▸ **Provided data**:

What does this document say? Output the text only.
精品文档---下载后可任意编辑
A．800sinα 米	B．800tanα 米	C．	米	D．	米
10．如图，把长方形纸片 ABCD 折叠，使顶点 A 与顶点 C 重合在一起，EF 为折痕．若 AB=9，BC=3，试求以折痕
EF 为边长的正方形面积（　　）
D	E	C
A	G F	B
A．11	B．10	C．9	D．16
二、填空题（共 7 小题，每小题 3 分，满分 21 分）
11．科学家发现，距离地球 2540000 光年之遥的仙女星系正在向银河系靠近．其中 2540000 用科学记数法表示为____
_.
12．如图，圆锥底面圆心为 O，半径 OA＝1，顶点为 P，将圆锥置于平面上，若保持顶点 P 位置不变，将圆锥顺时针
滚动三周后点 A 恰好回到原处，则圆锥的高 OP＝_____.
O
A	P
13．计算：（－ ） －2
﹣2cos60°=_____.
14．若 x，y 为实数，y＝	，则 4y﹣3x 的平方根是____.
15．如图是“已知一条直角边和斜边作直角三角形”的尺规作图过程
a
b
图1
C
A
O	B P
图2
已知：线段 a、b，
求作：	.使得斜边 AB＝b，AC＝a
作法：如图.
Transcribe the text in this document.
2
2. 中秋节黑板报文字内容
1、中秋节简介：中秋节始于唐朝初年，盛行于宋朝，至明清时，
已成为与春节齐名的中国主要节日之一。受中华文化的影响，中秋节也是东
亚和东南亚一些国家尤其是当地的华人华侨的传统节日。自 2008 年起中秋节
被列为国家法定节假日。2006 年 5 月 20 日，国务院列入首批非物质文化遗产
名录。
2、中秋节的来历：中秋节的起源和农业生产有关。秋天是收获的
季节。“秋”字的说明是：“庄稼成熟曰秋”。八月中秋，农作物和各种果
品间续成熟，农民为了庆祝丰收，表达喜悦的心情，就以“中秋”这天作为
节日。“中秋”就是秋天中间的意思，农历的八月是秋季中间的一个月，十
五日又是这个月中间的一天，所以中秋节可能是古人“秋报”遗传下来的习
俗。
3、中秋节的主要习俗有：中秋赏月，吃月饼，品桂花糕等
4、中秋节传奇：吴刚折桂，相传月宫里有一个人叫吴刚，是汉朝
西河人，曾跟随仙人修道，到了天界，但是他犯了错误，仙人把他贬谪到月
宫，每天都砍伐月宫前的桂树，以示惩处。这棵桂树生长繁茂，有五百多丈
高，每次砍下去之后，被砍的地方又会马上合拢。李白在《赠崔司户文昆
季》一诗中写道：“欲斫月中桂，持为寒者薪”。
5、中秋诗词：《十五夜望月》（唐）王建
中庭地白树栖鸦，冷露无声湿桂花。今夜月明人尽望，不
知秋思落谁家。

▸ **Directions**: Every entry should be printed again exactly as it stands.

▸ **Full answer**:
What does this document say? Output the text only.
精品文档---下载后可任意编辑
A．800sinα 米	B．800tanα 米	C．	米	D．	米
10．如图，把长方形纸片 ABCD 折叠，使顶点 A 与顶点 C 重合在一起，EF 为折痕．若 AB=9，BC=3，试求以折痕
EF 为边长的正方形面积（　　）
D	E	C
A	G F	B
A．11	B．10	C．9	D．16
二、填空题（共 7 小题，每小题 3 分，满分 21 分）
11．科学家发现，距离地球 2540000 光年之遥的仙女星系正在向银河系靠近．其中 2540000 用科学记数法表示为____
_.
12．如图，圆锥底面圆心为 O，半径 OA＝1，顶点为 P，将圆锥置于平面上，若保持顶点 P 位置不变，将圆锥顺时针
滚动三周后点 A 恰好回到原处，则圆锥的高 OP＝_____.
O
A	P
13．计算：（－ ） －2
﹣2cos60°=_____.
14．若 x，y 为实数，y＝	，则 4y﹣3x 的平方根是____.
15．如图是“已知一条直角边和斜边作直角三角形”的尺规作图过程
a
b
图1
C
A
O	B P
图2
已知：线段 a、b，
求作：	.使得斜边 AB＝b，AC＝a
作法：如图.
Transcribe the text in this document.
2
2. 中秋节黑板报文字内容
1、中秋节简介：中秋节始于唐朝初年，盛行于宋朝，至明清时，
已成为与春节齐名的中国主要节日之一。受中华文化的影响，中秋节也是东
亚和东南亚一些国家尤其是当地的华人华侨的传统节日。自 2008 年起中秋节
被列为国家法定节假日。2006 年 5 月 20 日，国务院列入首批非物质文化遗产
名录。
2、中秋节的来历：中秋节的起源和农业生产有关。秋天是收获的
季节。“秋”字的说明是：“庄稼成熟曰秋”。八月中秋，农作物和各种果
品间续成熟，农民为了庆祝丰收，表达喜悦的心情，就以“中秋”这天作为
节日。“中秋”就是秋天中间的意思，农历的八月是秋季中间的一个月，十
五日又是这个月中间的一天，所以中秋节可能是古人“秋报”遗传下来的习
俗。
3、中秋节的主要习俗有：中秋赏月，吃月饼，品桂花糕等
4、中秋节传奇：吴刚折桂，相传月宫里有一个人叫吴刚，是汉朝
西河人，曾跟随仙人修道，到了天界，但是他犯了错误，仙人把他贬谪到月
宫，每天都砍伐月宫前的桂树，以示惩处。这棵桂树生长繁茂，有五百多丈
高，每次砍下去之后，被砍的地方又会马上合拢。李白在《赠崔司户文昆
季》一诗中写道：“欲斫月中桂，持为寒者薪”。
5、中秋诗词：《十五夜望月》（唐）王建
中庭地白树栖鸦，冷露无声湿桂花。今夜月明人尽望，不
知秋思落谁家。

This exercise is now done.